◆ **DIRECTIONS**
Find the lines that contain the word "Neues" and copy each one.

Data listing
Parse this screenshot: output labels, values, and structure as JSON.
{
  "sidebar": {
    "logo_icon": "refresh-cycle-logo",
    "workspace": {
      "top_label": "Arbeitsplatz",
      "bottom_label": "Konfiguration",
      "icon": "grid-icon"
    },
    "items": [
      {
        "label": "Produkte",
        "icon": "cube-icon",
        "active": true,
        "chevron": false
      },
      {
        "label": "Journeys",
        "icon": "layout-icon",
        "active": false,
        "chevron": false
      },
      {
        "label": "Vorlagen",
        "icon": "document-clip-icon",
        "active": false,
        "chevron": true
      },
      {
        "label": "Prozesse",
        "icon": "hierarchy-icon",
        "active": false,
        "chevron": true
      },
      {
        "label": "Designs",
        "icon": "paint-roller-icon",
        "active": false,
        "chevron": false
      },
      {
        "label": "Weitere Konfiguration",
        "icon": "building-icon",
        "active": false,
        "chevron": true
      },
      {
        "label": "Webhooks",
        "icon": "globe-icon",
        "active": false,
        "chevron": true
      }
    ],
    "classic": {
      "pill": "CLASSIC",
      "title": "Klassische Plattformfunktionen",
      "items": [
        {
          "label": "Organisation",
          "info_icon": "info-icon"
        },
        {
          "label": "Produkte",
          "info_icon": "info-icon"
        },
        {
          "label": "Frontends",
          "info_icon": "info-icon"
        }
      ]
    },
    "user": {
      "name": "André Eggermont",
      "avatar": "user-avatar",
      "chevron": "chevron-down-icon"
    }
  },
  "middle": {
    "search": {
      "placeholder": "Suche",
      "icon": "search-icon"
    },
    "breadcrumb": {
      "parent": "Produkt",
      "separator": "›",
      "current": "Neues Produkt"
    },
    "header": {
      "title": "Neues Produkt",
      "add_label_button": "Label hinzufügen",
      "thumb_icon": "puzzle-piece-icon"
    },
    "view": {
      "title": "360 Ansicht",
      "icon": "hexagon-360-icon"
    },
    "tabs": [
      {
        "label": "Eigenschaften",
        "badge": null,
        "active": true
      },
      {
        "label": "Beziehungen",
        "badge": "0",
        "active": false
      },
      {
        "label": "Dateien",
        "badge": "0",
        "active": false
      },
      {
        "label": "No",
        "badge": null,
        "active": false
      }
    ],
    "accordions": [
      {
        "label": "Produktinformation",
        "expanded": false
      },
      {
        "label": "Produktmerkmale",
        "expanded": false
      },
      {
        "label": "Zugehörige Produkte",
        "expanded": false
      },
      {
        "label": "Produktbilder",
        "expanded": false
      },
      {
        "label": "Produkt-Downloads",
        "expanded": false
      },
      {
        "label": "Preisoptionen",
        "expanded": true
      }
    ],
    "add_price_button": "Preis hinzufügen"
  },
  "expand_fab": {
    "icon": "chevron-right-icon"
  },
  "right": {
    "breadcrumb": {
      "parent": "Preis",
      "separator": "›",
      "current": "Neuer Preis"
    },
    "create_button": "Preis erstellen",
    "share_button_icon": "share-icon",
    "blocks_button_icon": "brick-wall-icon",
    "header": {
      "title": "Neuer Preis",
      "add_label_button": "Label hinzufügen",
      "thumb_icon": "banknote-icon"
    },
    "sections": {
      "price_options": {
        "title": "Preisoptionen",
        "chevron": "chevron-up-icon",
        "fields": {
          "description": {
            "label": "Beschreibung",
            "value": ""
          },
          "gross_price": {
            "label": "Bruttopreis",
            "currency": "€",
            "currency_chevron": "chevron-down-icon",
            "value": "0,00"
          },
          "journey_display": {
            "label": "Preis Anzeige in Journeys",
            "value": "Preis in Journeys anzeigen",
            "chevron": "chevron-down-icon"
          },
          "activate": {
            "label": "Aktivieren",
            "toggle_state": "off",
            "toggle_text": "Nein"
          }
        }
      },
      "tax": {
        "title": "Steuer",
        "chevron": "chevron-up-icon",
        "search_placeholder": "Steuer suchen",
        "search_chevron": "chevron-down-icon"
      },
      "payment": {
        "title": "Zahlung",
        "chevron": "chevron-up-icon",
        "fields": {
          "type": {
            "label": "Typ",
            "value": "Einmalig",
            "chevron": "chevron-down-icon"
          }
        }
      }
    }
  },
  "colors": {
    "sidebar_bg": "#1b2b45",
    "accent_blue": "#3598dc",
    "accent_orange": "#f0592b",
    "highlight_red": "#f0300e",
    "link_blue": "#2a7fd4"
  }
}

◆ **RESPONSE BELOW**
      "current": "Neues Produkt"
      "title": "Neues Produkt",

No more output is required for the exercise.